#### ROWS:
########################################
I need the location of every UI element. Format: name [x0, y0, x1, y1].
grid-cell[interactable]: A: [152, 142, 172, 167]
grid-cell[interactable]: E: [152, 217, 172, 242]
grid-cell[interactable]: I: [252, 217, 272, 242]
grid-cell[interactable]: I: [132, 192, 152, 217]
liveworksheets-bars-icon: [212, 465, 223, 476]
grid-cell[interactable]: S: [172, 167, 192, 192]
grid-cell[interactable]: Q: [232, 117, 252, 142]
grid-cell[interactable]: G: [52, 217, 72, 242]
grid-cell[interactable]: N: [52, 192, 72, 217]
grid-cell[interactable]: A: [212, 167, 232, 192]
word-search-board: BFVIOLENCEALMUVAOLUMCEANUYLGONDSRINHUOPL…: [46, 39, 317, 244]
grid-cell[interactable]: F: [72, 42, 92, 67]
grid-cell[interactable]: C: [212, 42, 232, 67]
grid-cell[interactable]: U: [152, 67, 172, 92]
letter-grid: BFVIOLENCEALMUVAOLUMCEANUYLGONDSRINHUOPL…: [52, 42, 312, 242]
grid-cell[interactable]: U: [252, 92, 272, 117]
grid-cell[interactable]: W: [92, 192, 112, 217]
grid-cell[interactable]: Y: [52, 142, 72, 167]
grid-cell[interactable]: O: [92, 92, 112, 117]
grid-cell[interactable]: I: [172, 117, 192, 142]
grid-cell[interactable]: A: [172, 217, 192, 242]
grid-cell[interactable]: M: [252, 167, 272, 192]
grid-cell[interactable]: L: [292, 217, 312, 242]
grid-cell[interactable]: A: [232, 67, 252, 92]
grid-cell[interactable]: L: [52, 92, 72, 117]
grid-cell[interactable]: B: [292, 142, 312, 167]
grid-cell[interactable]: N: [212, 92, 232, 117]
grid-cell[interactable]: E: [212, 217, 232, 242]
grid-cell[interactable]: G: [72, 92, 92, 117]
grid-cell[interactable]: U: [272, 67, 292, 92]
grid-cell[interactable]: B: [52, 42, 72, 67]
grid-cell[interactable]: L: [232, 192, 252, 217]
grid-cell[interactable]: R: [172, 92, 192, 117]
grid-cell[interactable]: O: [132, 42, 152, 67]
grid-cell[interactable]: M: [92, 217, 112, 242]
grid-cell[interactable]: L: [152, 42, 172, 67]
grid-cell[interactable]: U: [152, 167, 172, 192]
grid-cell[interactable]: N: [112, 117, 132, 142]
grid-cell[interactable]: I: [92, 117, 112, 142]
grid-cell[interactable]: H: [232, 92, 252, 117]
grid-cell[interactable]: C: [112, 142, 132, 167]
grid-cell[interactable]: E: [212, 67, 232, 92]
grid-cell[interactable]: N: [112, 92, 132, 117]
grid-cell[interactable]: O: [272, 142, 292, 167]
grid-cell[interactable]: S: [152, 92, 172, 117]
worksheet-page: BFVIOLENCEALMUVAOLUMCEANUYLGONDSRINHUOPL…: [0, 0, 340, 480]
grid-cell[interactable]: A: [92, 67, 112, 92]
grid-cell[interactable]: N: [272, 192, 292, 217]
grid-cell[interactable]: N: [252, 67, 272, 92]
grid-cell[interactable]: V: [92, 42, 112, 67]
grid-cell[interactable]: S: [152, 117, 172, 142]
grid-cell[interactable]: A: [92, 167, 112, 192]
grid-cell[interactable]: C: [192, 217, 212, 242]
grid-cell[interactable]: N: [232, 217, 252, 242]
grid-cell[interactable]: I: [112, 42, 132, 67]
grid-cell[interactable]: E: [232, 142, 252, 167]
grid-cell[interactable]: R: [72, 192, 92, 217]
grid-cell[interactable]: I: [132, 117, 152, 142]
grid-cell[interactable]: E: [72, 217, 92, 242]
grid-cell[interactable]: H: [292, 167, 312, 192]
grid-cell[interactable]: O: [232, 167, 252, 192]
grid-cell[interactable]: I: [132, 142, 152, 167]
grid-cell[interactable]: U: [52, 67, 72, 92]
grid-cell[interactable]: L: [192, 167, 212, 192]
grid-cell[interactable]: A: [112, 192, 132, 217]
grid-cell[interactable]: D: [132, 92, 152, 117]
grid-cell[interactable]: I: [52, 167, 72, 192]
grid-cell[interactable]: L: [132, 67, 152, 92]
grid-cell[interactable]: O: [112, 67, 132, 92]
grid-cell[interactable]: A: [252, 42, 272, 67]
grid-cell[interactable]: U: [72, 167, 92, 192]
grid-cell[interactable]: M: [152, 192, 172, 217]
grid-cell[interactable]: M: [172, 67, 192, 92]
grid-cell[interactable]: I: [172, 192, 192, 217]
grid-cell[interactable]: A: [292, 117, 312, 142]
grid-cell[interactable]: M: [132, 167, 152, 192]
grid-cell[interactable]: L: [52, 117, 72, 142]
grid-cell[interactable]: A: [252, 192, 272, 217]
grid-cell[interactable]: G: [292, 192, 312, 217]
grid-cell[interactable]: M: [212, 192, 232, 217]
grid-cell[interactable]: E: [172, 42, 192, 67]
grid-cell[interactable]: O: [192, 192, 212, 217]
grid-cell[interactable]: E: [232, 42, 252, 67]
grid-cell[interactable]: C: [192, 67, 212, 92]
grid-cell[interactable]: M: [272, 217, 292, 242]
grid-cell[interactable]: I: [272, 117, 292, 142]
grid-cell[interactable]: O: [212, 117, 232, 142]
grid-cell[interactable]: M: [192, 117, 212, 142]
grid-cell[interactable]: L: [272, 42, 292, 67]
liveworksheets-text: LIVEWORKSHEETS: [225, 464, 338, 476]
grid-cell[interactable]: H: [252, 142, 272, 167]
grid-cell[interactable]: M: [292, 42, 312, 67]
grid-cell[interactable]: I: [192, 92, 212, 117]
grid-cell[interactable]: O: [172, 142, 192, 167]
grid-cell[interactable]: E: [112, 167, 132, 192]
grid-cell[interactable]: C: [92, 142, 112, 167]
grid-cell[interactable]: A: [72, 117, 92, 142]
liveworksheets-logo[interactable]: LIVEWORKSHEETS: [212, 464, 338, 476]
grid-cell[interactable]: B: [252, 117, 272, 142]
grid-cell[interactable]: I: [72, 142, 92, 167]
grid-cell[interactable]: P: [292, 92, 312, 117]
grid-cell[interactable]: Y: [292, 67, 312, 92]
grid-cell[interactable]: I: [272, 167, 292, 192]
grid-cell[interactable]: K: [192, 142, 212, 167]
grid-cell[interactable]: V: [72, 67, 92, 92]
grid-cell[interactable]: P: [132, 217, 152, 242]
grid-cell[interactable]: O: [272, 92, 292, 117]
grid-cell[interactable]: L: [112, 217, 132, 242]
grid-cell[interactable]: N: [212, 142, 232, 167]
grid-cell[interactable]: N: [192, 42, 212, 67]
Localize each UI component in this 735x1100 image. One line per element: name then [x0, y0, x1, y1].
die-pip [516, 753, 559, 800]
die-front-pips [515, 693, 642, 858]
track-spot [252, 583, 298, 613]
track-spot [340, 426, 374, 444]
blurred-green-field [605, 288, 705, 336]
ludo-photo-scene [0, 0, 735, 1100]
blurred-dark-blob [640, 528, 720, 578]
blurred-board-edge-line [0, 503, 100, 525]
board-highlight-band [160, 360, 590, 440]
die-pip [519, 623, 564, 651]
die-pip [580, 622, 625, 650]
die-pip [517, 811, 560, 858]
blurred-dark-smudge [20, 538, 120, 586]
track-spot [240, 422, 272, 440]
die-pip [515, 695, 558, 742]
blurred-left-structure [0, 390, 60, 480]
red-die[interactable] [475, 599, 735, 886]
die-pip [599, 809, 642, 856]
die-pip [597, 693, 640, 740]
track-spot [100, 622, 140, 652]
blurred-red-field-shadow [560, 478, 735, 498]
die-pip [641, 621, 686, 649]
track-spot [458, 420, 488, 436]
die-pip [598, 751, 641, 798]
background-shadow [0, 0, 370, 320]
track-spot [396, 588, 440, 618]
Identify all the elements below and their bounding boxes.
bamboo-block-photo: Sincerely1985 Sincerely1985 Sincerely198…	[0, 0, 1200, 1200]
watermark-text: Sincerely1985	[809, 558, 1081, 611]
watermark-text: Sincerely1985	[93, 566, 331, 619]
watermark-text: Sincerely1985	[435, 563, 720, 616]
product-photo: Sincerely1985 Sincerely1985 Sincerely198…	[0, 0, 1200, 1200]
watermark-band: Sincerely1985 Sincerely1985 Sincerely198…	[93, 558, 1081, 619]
########################################
#### TASK PROMPT:
Pick out each line in the entries above that contains the word "field".

#### FINAL RESULT:
blurred-green-field [605, 288, 705, 336]
blurred-red-field-shadow [560, 478, 735, 498]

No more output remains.